#### Data in this exercise
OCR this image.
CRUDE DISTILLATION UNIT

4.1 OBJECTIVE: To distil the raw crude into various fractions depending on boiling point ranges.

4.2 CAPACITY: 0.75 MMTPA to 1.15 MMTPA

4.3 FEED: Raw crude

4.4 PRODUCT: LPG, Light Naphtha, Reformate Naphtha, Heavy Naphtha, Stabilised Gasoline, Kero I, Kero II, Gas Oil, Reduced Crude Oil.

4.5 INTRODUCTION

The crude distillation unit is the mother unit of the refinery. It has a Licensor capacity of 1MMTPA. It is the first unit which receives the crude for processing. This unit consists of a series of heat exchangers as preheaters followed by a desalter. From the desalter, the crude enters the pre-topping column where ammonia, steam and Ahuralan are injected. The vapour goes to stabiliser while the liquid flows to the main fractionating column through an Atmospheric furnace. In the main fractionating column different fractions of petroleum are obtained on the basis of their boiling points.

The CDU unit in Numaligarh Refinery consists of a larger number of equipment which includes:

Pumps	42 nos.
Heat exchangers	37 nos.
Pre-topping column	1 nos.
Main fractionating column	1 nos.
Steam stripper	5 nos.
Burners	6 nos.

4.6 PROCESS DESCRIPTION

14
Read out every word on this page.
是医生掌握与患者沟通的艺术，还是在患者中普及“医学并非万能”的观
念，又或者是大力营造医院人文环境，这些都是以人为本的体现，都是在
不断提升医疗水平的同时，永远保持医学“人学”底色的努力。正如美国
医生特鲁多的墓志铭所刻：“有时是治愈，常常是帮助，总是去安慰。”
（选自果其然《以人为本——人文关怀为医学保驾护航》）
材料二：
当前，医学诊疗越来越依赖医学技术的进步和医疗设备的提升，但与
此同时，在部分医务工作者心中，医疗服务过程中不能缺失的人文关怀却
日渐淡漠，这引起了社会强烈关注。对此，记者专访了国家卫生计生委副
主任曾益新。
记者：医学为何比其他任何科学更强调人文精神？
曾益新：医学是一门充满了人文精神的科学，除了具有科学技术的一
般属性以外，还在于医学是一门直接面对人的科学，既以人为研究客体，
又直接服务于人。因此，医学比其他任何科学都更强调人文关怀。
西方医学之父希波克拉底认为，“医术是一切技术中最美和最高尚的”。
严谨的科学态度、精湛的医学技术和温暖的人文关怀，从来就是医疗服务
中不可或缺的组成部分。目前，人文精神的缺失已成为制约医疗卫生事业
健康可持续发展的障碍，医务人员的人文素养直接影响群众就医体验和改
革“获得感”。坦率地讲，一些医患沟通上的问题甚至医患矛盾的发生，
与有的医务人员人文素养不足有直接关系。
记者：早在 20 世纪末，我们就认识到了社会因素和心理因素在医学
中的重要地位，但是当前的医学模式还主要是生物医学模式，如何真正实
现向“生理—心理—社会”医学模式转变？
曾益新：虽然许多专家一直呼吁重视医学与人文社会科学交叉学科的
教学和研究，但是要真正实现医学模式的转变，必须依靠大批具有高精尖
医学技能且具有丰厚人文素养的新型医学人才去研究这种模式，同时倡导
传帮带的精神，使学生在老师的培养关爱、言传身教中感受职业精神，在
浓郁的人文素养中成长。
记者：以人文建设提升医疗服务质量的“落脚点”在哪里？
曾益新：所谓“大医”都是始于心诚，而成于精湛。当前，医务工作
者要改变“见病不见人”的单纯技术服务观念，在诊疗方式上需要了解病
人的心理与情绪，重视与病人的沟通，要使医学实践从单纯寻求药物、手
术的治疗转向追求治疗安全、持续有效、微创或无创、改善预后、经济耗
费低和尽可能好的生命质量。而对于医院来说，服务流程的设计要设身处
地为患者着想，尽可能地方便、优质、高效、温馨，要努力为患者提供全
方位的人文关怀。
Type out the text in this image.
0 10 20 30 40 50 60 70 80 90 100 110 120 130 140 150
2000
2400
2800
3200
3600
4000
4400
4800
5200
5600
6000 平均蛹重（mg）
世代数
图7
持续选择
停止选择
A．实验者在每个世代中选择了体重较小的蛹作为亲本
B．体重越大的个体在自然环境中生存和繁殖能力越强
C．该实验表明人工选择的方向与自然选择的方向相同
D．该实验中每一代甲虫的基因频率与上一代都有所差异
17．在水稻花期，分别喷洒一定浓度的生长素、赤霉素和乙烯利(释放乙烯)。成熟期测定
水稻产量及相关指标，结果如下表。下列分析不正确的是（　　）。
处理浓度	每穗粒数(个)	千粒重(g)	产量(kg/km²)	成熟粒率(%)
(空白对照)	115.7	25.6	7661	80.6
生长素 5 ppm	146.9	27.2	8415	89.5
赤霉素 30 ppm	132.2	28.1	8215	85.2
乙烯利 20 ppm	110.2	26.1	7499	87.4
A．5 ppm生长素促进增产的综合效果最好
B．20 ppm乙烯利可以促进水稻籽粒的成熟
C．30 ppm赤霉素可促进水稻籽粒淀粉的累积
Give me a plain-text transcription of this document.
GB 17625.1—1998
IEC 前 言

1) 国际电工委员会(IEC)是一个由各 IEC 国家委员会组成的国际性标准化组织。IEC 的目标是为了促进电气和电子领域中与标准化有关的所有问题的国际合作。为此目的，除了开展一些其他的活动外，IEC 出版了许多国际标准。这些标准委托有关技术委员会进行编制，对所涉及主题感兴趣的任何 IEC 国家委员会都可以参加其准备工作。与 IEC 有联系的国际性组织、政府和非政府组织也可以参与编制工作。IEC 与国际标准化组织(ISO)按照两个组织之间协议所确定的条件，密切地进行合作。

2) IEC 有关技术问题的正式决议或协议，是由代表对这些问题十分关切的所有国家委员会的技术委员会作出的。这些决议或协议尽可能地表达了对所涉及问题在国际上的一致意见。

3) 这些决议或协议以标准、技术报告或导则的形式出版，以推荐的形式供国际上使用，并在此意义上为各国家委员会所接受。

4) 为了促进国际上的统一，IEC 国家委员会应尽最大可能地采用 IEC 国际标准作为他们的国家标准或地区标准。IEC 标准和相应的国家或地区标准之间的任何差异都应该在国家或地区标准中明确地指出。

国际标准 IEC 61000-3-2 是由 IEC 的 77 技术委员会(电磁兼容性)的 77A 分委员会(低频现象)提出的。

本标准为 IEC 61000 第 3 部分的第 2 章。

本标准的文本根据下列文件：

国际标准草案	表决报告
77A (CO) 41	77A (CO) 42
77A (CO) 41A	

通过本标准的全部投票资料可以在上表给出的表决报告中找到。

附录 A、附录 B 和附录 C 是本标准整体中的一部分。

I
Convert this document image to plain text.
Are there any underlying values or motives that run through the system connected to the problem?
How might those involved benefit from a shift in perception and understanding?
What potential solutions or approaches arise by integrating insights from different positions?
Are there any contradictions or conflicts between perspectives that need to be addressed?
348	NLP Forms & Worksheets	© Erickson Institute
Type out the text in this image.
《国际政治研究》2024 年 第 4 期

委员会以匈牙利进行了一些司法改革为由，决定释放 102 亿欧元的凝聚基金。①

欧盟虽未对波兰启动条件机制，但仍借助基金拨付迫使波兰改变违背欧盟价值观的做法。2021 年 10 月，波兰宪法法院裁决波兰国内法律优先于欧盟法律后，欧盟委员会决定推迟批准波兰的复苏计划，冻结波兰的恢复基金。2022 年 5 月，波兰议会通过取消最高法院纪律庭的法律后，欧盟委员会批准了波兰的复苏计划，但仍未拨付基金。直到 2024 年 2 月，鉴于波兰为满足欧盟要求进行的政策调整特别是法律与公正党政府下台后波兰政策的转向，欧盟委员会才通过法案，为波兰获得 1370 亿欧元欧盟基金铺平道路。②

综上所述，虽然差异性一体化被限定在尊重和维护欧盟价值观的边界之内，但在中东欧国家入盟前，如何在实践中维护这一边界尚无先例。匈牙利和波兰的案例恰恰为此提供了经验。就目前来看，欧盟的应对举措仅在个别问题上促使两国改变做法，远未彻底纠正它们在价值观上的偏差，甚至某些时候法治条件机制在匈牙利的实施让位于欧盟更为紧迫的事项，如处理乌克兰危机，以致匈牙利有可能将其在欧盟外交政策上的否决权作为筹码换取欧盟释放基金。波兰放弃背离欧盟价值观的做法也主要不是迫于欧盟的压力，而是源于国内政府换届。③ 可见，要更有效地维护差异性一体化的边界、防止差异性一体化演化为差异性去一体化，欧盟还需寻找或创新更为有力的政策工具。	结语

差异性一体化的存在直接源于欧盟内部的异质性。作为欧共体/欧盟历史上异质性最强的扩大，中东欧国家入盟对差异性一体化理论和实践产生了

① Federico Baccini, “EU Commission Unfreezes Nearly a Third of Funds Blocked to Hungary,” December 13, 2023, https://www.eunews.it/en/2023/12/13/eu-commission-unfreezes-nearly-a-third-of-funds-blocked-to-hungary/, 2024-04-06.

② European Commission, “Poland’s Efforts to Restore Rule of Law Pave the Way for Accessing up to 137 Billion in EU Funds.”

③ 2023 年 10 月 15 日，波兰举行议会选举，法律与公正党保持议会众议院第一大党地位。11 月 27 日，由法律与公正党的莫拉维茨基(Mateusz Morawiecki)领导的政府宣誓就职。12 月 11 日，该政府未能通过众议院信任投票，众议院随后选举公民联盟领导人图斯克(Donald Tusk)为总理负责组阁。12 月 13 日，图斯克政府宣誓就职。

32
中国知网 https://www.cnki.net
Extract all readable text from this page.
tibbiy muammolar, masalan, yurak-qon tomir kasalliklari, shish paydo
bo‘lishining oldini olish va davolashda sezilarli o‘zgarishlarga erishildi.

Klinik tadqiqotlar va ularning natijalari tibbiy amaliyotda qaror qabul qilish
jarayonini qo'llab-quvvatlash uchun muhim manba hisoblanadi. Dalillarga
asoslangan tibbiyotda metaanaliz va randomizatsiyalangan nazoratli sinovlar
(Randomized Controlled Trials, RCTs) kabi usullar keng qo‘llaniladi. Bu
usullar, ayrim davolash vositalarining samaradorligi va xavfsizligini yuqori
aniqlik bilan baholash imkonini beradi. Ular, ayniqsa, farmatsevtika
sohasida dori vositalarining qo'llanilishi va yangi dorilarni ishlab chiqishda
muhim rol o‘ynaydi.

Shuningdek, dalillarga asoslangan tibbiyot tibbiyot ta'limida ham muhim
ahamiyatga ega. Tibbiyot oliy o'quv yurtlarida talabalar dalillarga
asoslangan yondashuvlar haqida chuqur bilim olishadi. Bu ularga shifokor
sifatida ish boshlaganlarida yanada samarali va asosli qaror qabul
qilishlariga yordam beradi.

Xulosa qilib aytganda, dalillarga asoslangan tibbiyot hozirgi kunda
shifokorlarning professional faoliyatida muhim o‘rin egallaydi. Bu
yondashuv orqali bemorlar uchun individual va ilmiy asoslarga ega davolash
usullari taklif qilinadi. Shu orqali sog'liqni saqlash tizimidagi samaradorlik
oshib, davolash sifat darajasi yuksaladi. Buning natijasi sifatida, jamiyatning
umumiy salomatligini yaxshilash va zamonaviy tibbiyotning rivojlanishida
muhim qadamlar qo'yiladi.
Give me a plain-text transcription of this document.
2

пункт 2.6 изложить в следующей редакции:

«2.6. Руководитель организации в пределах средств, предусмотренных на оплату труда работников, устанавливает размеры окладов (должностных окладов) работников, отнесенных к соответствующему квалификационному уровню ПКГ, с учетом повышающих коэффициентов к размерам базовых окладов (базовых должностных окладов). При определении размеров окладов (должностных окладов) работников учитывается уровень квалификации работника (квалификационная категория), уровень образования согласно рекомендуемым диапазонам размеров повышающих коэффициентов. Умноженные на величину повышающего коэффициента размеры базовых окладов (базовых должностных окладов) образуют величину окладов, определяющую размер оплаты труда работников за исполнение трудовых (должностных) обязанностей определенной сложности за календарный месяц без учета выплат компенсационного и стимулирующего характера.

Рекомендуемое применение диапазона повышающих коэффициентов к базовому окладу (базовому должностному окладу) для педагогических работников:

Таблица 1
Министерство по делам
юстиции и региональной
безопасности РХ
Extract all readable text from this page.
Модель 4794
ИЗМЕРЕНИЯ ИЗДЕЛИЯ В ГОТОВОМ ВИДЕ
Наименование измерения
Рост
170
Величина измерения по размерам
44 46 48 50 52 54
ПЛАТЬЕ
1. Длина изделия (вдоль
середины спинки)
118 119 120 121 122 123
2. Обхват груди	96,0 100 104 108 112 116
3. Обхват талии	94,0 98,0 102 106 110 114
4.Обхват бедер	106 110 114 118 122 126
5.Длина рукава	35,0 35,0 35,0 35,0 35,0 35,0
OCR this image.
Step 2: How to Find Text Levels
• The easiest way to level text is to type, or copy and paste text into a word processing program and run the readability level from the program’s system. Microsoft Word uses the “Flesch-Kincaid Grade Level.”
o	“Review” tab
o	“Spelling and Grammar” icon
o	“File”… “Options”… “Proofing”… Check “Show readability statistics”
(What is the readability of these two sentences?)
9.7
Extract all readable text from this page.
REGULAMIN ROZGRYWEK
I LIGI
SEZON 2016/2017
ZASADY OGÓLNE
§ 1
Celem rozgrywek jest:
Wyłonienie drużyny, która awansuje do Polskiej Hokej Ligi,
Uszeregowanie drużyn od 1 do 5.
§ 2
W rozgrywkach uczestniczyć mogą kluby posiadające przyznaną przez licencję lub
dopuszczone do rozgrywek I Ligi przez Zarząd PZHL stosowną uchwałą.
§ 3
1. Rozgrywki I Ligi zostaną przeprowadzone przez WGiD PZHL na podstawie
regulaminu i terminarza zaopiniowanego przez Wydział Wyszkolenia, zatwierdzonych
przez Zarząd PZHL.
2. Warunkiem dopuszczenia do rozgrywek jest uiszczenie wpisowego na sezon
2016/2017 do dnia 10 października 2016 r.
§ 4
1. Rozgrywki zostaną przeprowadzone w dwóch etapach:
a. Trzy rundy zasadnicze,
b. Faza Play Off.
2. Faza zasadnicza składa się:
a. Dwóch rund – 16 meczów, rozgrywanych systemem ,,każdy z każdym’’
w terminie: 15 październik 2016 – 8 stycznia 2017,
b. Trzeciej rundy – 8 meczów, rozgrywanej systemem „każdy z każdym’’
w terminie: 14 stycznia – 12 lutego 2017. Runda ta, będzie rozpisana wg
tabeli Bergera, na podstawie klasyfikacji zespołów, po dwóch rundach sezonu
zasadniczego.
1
########
Prompt:
Show all lines from the listing above in which "there" appears.

Complete response:
Are there any underlying values or motives that run through the system connected to the problem?
Are there any contradictions or conflicts between perspectives that need to be addressed?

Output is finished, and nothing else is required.